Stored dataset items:
==========
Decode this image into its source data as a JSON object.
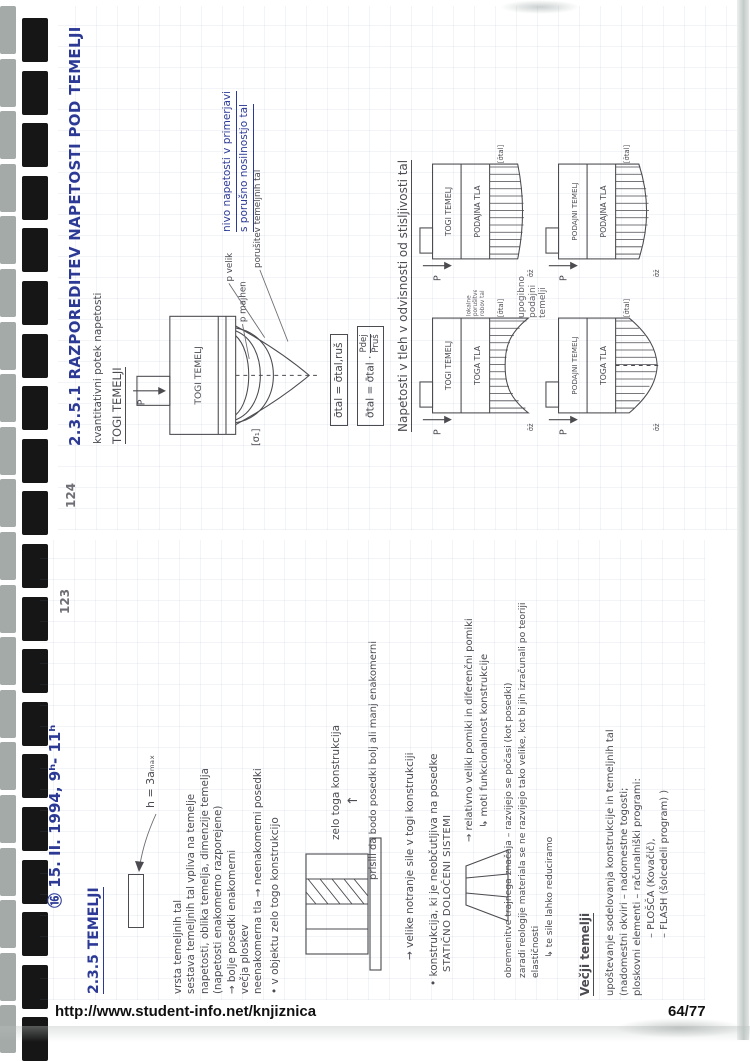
{
  "footer": {
    "url": "http://www.student-info.net/knjiznica",
    "page": "64/77"
  },
  "binding": {
    "count": 20
  },
  "colors": {
    "ink": "#2c3a96",
    "pencil": "#4b4b52"
  },
  "p124": {
    "number": "124",
    "title": "2.3.5.1  RAZPOREDITEV NAPETOSTI POD TEMELJI",
    "subtitle": "kvantitativni potek napetosti",
    "heading": "TOGI TEMELJI",
    "d1": {
      "p": "P",
      "block": "TOGI TEMELJ",
      "sigma": "[σ₁]",
      "small": "p majhen",
      "large": "p velik",
      "failure": "porušitev temeljnih tal",
      "note1": "nivo napetosti v primerjavi",
      "note2": "s porušno nosilnostjo tal"
    },
    "f1": "σ̄tal = σ̄tal,ruš",
    "f2": {
      "lhs": "σ̄tal = σ̄tal ·",
      "num": "Pdej",
      "den": "Pruš"
    },
    "heading2": "Napetosti v tleh v odvisnosti od stisljivosti tal",
    "between_note": [
      "upogibno",
      "podajni",
      "temelji"
    ],
    "grid": [
      {
        "p": "P",
        "found": "TOGI TEMELJ",
        "soil": "TOGA TLA",
        "sigma": "[σ̄tal]",
        "z": "σ̄z̄",
        "note1": "lokalne",
        "note2": "porušitve",
        "note3": "robov tal"
      },
      {
        "p": "P",
        "found": "TOGI TEMELJ",
        "soil": "PODAJNA TLA",
        "sigma": "[σ̄tal]",
        "z": "σ̄z̄"
      },
      {
        "p": "P",
        "found": "PODAJNI TEMELJ",
        "soil": "TOGA TLA",
        "sigma": "[σ̄tal]",
        "z": "σ̄z̄"
      },
      {
        "p": "P",
        "found": "PODAJNI TEMELJ",
        "soil": "PODAJNA TLA",
        "sigma": "[σ̄tal]",
        "z": "σ̄z̄"
      }
    ]
  },
  "p123": {
    "number": "123",
    "date": "⑯  15. II. 1994,  9ʰ- 11ʰ",
    "heading": "2.3.5  TEMELJI",
    "h_note": "h = 3aₘₐₓ",
    "para1": [
      "vrsta temeljnih tal",
      "sestava temeljnih tal vpliva na temelje",
      "napetosti, oblika temelja, dimenzije temelja",
      "(napetosti enakomerno razporejene)",
      "→ bolje  posedki enakomerni",
      "večja ploskev",
      "neenakomerna tla → neenakomerni posedki"
    ],
    "bullet1": "• v objektu zelo togo konstrukcijo",
    "stiff_label": "zelo toga konstrukcija",
    "arrow_up": "↑",
    "prisili": "prisili da bodo posedki bolj ali manj enakomerni",
    "velike": "→ velike notranje sile v togi konstrukciji",
    "bullet2": "• konstrukcija, ki je neobčutljiva na posedke",
    "bullet2b": "STATIČNO DOLOČENI SISTEMI",
    "pomiki1": "→ relativno veliki pomiki in diferenčni pomiki",
    "pomiki2": "↳ moti funkcionalnost konstrukcije",
    "obrem": [
      "obremenitve trajnega značaja – razvijejo se počasi (kot posedki)",
      "zaradi reologije materiala se ne razvijejo tako velike, kot bi jih izračunali po teoriji",
      "elastičnosti",
      "↳ te sile lahko reduciramo"
    ],
    "vecji": "Večji temelji",
    "upost": [
      "upoštevanje sodelovanja konstrukcije in temeljnih tal",
      "(nadomestni okviri – nadomestne togosti;",
      "ploskovni elementi – računalniški programi:",
      "–  PLOŠČA (Kovačič),",
      "–  FLASH (šolcedeli program)  )"
    ]
  }
}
==========
Written instruction ▸ Give back all entries exactly. No pictures belong in the copy.

Solution to the problem ▸
Decode this image into its source data as a JSON object.
{
  "footer": {
    "url": "http://www.student-info.net/knjiznica",
    "page": "64/77"
  },
  "binding": {
    "count": 20
  },
  "colors": {
    "ink": "#2c3a96",
    "pencil": "#4b4b52"
  },
  "p124": {
    "number": "124",
    "title": "2.3.5.1  RAZPOREDITEV NAPETOSTI POD TEMELJI",
    "subtitle": "kvantitativni potek napetosti",
    "heading": "TOGI TEMELJI",
    "d1": {
      "p": "P",
      "block": "TOGI TEMELJ",
      "sigma": "[σ₁]",
      "small": "p majhen",
      "large": "p velik",
      "failure": "porušitev temeljnih tal",
      "note1": "nivo napetosti v primerjavi",
      "note2": "s porušno nosilnostjo tal"
    },
    "f1": "σ̄tal = σ̄tal,ruš",
    "f2": {
      "lhs": "σ̄tal = σ̄tal ·",
      "num": "Pdej",
      "den": "Pruš"
    },
    "heading2": "Napetosti v tleh v odvisnosti od stisljivosti tal",
    "between_note": [
      "upogibno",
      "podajni",
      "temelji"
    ],
    "grid": [
      {
        "p": "P",
        "found": "TOGI TEMELJ",
        "soil": "TOGA TLA",
        "sigma": "[σ̄tal]",
        "z": "σ̄z̄",
        "note1": "lokalne",
        "note2": "porušitve",
        "note3": "robov tal"
      },
      {
        "p": "P",
        "found": "TOGI TEMELJ",
        "soil": "PODAJNA TLA",
        "sigma": "[σ̄tal]",
        "z": "σ̄z̄"
      },
      {
        "p": "P",
        "found": "PODAJNI TEMELJ",
        "soil": "TOGA TLA",
        "sigma": "[σ̄tal]",
        "z": "σ̄z̄"
      },
      {
        "p": "P",
        "found": "PODAJNI TEMELJ",
        "soil": "PODAJNA TLA",
        "sigma": "[σ̄tal]",
        "z": "σ̄z̄"
      }
    ]
  },
  "p123": {
    "number": "123",
    "date": "⑯  15. II. 1994,  9ʰ- 11ʰ",
    "heading": "2.3.5  TEMELJI",
    "h_note": "h = 3aₘₐₓ",
    "para1": [
      "vrsta temeljnih tal",
      "sestava temeljnih tal vpliva na temelje",
      "napetosti, oblika temelja, dimenzije temelja",
      "(napetosti enakomerno razporejene)",
      "→ bolje  posedki enakomerni",
      "večja ploskev",
      "neenakomerna tla → neenakomerni posedki"
    ],
    "bullet1": "• v objektu zelo togo konstrukcijo",
    "stiff_label": "zelo toga konstrukcija",
    "arrow_up": "↑",
    "prisili": "prisili da bodo posedki bolj ali manj enakomerni",
    "velike": "→ velike notranje sile v togi konstrukciji",
    "bullet2": "• konstrukcija, ki je neobčutljiva na posedke",
    "bullet2b": "STATIČNO DOLOČENI SISTEMI",
    "pomiki1": "→ relativno veliki pomiki in diferenčni pomiki",
    "pomiki2": "↳ moti funkcionalnost konstrukcije",
    "obrem": [
      "obremenitve trajnega značaja – razvijejo se počasi (kot posedki)",
      "zaradi reologije materiala se ne razvijejo tako velike, kot bi jih izračunali po teoriji",
      "elastičnosti",
      "↳ te sile lahko reduciramo"
    ],
    "vecji": "Večji temelji",
    "upost": [
      "upoštevanje sodelovanja konstrukcije in temeljnih tal",
      "(nadomestni okviri – nadomestne togosti;",
      "ploskovni elementi – računalniški programi:",
      "–  PLOŠČA (Kovačič),",
      "–  FLASH (šolcedeli program)  )"
    ]
  }
}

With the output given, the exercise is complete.